Required task:
Set down all of the data exactly as it appears.

(Dataset excerpt)
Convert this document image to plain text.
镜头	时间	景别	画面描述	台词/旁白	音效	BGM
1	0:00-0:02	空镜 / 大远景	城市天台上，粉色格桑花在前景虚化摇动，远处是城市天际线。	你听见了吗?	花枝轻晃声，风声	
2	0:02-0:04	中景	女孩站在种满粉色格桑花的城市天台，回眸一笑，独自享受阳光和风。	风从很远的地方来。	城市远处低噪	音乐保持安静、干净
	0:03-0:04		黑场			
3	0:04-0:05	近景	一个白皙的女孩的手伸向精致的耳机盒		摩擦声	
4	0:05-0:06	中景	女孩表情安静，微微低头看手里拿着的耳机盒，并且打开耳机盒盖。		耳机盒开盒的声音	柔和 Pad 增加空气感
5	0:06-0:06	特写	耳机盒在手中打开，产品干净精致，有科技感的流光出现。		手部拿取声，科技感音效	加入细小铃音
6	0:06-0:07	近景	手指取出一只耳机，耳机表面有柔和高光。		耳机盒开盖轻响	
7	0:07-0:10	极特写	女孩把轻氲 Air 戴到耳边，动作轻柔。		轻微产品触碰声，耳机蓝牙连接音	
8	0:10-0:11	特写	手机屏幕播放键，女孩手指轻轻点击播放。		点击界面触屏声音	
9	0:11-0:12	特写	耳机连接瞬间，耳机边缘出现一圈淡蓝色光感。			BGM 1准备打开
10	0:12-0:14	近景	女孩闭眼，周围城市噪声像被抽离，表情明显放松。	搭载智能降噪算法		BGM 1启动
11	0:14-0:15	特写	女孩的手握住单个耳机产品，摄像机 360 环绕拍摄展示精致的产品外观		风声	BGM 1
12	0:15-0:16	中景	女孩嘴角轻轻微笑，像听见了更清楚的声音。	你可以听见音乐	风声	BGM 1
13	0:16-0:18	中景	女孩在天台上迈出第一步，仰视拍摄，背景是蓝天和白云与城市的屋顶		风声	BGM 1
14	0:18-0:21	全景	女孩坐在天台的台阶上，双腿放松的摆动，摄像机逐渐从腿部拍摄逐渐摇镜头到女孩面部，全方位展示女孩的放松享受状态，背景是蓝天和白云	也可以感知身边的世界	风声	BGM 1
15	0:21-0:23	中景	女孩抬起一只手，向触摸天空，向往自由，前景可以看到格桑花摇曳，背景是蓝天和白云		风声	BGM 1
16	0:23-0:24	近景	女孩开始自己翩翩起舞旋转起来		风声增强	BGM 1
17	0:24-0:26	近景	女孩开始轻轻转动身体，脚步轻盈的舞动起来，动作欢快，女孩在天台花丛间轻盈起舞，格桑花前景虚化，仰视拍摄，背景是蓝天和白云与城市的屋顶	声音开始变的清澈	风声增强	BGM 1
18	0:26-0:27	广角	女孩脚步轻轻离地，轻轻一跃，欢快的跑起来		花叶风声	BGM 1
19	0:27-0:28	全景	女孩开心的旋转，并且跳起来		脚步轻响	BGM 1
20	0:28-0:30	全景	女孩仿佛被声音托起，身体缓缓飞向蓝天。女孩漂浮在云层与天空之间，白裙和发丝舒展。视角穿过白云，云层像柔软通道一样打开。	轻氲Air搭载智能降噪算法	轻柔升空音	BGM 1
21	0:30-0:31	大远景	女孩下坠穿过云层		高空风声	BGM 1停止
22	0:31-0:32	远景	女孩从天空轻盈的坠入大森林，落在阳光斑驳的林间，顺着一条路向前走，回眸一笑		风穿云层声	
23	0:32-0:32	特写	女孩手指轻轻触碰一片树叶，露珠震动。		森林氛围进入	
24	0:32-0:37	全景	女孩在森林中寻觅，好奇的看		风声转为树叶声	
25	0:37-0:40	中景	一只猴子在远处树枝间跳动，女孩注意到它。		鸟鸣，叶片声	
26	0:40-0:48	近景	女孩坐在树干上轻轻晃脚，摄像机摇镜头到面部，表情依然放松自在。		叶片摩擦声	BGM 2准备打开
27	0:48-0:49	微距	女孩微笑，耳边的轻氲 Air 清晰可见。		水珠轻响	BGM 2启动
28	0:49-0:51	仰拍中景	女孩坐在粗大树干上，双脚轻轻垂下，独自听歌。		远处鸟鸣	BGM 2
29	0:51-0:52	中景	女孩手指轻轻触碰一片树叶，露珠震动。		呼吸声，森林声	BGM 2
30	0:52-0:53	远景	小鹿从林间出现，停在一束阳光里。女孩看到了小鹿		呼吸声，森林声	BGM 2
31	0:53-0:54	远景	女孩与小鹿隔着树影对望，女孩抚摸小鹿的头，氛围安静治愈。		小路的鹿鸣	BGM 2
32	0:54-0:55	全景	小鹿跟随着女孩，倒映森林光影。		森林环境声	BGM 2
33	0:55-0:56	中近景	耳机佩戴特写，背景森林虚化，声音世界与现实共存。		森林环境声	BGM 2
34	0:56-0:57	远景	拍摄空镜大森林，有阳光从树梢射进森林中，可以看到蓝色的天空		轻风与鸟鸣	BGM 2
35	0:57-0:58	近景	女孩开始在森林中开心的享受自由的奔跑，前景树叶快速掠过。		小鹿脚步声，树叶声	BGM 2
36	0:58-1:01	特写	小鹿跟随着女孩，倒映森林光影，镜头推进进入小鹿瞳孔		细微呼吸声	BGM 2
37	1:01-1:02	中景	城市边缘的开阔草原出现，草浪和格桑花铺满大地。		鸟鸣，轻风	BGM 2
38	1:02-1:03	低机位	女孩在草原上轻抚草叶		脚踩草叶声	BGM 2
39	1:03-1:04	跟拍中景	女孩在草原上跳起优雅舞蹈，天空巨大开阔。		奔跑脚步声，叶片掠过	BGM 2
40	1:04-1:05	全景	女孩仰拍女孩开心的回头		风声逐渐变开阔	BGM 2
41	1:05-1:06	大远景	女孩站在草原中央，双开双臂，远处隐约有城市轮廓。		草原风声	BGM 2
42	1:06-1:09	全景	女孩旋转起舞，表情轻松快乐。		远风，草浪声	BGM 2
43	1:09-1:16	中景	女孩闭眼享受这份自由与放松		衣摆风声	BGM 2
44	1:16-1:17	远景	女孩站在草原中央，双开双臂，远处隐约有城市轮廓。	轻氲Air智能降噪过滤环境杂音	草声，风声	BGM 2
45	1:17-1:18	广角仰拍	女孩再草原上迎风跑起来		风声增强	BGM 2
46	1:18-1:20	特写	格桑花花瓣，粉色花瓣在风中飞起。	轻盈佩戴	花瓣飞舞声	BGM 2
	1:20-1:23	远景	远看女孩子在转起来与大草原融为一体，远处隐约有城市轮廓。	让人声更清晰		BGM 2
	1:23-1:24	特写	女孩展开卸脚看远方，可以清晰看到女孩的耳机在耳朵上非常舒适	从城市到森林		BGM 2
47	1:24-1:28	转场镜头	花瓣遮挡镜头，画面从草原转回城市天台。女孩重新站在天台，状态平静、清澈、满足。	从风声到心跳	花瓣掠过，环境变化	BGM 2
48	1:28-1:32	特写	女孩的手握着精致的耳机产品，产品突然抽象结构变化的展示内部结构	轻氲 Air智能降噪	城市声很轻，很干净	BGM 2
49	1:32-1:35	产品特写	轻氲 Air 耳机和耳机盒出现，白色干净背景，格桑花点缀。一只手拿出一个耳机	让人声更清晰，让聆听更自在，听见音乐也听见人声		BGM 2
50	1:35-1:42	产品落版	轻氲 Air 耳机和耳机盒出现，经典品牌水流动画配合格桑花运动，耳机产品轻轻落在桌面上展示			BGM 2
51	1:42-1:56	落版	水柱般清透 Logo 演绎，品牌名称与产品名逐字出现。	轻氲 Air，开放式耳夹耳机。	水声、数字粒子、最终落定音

Right answer:
Convert this document image to plain text.
镜头	时间	景别	画面描述	台词/旁白	音效	BGM
1	0:00-0:02	空镜 / 大远景	城市天台上，粉色格桑花在前景虚化摇动，远处是城市天际线。	你听见了吗?	花枝轻晃声，风声	
2	0:02-0:04	中景	女孩站在种满粉色格桑花的城市天台，回眸一笑，独自享受阳光和风。	风从很远的地方来。	城市远处低噪	音乐保持安静、干净
	0:03-0:04		黑场			
3	0:04-0:05	近景	一个白皙的女孩的手伸向精致的耳机盒		摩擦声	
4	0:05-0:06	中景	女孩表情安静，微微低头看手里拿着的耳机盒，并且打开耳机盒盖。		耳机盒开盒的声音	柔和 Pad 增加空气感
5	0:06-0:06	特写	耳机盒在手中打开，产品干净精致，有科技感的流光出现。		手部拿取声，科技感音效	加入细小铃音
6	0:06-0:07	近景	手指取出一只耳机，耳机表面有柔和高光。		耳机盒开盖轻响	
7	0:07-0:10	极特写	女孩把轻氲 Air 戴到耳边，动作轻柔。		轻微产品触碰声，耳机蓝牙连接音	
8	0:10-0:11	特写	手机屏幕播放键，女孩手指轻轻点击播放。		点击界面触屏声音	
9	0:11-0:12	特写	耳机连接瞬间，耳机边缘出现一圈淡蓝色光感。			BGM 1准备打开
10	0:12-0:14	近景	女孩闭眼，周围城市噪声像被抽离，表情明显放松。	搭载智能降噪算法		BGM 1启动
11	0:14-0:15	特写	女孩的手握住单个耳机产品，摄像机 360 环绕拍摄展示精致的产品外观		风声	BGM 1
12	0:15-0:16	中景	女孩嘴角轻轻微笑，像听见了更清楚的声音。	你可以听见音乐	风声	BGM 1
13	0:16-0:18	中景	女孩在天台上迈出第一步，仰视拍摄，背景是蓝天和白云与城市的屋顶		风声	BGM 1
14	0:18-0:21	全景	女孩坐在天台的台阶上，双腿放松的摆动，摄像机逐渐从腿部拍摄逐渐摇镜头到女孩面部，全方位展示女孩的放松享受状态，背景是蓝天和白云	也可以感知身边的世界	风声	BGM 1
15	0:21-0:23	中景	女孩抬起一只手，向触摸天空，向往自由，前景可以看到格桑花摇曳，背景是蓝天和白云		风声	BGM 1
16	0:23-0:24	近景	女孩开始自己翩翩起舞旋转起来		风声增强	BGM 1
17	0:24-0:26	近景	女孩开始轻轻转动身体，脚步轻盈的舞动起来，动作欢快，女孩在天台花丛间轻盈起舞，格桑花前景虚化，仰视拍摄，背景是蓝天和白云与城市的屋顶	声音开始变的清澈	风声增强	BGM 1
18	0:26-0:27	广角	女孩脚步轻轻离地，轻轻一跃，欢快的跑起来		花叶风声	BGM 1
19	0:27-0:28	全景	女孩开心的旋转，并且跳起来		脚步轻响	BGM 1
20	0:28-0:30	全景	女孩仿佛被声音托起，身体缓缓飞向蓝天。女孩漂浮在云层与天空之间，白裙和发丝舒展。视角穿过白云，云层像柔软通道一样打开。	轻氲Air搭载智能降噪算法	轻柔升空音	BGM 1
21	0:30-0:31	大远景	女孩下坠穿过云层		高空风声	BGM 1停止
22	0:31-0:32	远景	女孩从天空轻盈的坠入大森林，落在阳光斑驳的林间，顺着一条路向前走，回眸一笑		风穿云层声	
23	0:32-0:32	特写	女孩手指轻轻触碰一片树叶，露珠震动。		森林氛围进入	
24	0:32-0:37	全景	女孩在森林中寻觅，好奇的看		风声转为树叶声	
25	0:37-0:40	中景	一只猴子在远处树枝间跳动，女孩注意到它。		鸟鸣，叶片声	
26	0:40-0:48	近景	女孩坐在树干上轻轻晃脚，摄像机摇镜头到面部，表情依然放松自在。		叶片摩擦声	BGM 2准备打开
27	0:48-0:49	微距	女孩微笑，耳边的轻氲 Air 清晰可见。		水珠轻响	BGM 2启动
28	0:49-0:51	仰拍中景	女孩坐在粗大树干上，双脚轻轻垂下，独自听歌。		远处鸟鸣	BGM 2
29	0:51-0:52	中景	女孩手指轻轻触碰一片树叶，露珠震动。		呼吸声，森林声	BGM 2
30	0:52-0:53	远景	小鹿从林间出现，停在一束阳光里。女孩看到了小鹿		呼吸声，森林声	BGM 2
31	0:53-0:54	远景	女孩与小鹿隔着树影对望，女孩抚摸小鹿的头，氛围安静治愈。		小路的鹿鸣	BGM 2
32	0:54-0:55	全景	小鹿跟随着女孩，倒映森林光影。		森林环境声	BGM 2
33	0:55-0:56	中近景	耳机佩戴特写，背景森林虚化，声音世界与现实共存。		森林环境声	BGM 2
34	0:56-0:57	远景	拍摄空镜大森林，有阳光从树梢射进森林中，可以看到蓝色的天空		轻风与鸟鸣	BGM 2
35	0:57-0:58	近景	女孩开始在森林中开心的享受自由的奔跑，前景树叶快速掠过。		小鹿脚步声，树叶声	BGM 2
36	0:58-1:01	特写	小鹿跟随着女孩，倒映森林光影，镜头推进进入小鹿瞳孔		细微呼吸声	BGM 2
37	1:01-1:02	中景	城市边缘的开阔草原出现，草浪和格桑花铺满大地。		鸟鸣，轻风	BGM 2
38	1:02-1:03	低机位	女孩在草原上轻抚草叶		脚踩草叶声	BGM 2
39	1:03-1:04	跟拍中景	女孩在草原上跳起优雅舞蹈，天空巨大开阔。		奔跑脚步声，叶片掠过	BGM 2
40	1:04-1:05	全景	女孩仰拍女孩开心的回头		风声逐渐变开阔	BGM 2
41	1:05-1:06	大远景	女孩站在草原中央，双开双臂，远处隐约有城市轮廓。		草原风声	BGM 2
42	1:06-1:09	全景	女孩旋转起舞，表情轻松快乐。		远风，草浪声	BGM 2
43	1:09-1:16	中景	女孩闭眼享受这份自由与放松		衣摆风声	BGM 2
44	1:16-1:17	远景	女孩站在草原中央，双开双臂，远处隐约有城市轮廓。	轻氲Air智能降噪过滤环境杂音	草声，风声	BGM 2
45	1:17-1:18	广角仰拍	女孩再草原上迎风跑起来		风声增强	BGM 2
46	1:18-1:20	特写	格桑花花瓣，粉色花瓣在风中飞起。	轻盈佩戴	花瓣飞舞声	BGM 2
	1:20-1:23	远景	远看女孩子在转起来与大草原融为一体，远处隐约有城市轮廓。	让人声更清晰		BGM 2
	1:23-1:24	特写	女孩展开卸脚看远方，可以清晰看到女孩的耳机在耳朵上非常舒适	从城市到森林		BGM 2
47	1:24-1:28	转场镜头	花瓣遮挡镜头，画面从草原转回城市天台。女孩重新站在天台，状态平静、清澈、满足。	从风声到心跳	花瓣掠过，环境变化	BGM 2
48	1:28-1:32	特写	女孩的手握着精致的耳机产品，产品突然抽象结构变化的展示内部结构	轻氲 Air智能降噪	城市声很轻，很干净	BGM 2
49	1:32-1:35	产品特写	轻氲 Air 耳机和耳机盒出现，白色干净背景，格桑花点缀。一只手拿出一个耳机	让人声更清晰，让聆听更自在，听见音乐也听见人声		BGM 2
50	1:35-1:42	产品落版	轻氲 Air 耳机和耳机盒出现，经典品牌水流动画配合格桑花运动，耳机产品轻轻落在桌面上展示			BGM 2
51	1:42-1:56	落版	水柱般清透 Logo 演绎，品牌名称与产品名逐字出现。	轻氲 Air，开放式耳夹耳机。	水声、数字粒子、最终落定音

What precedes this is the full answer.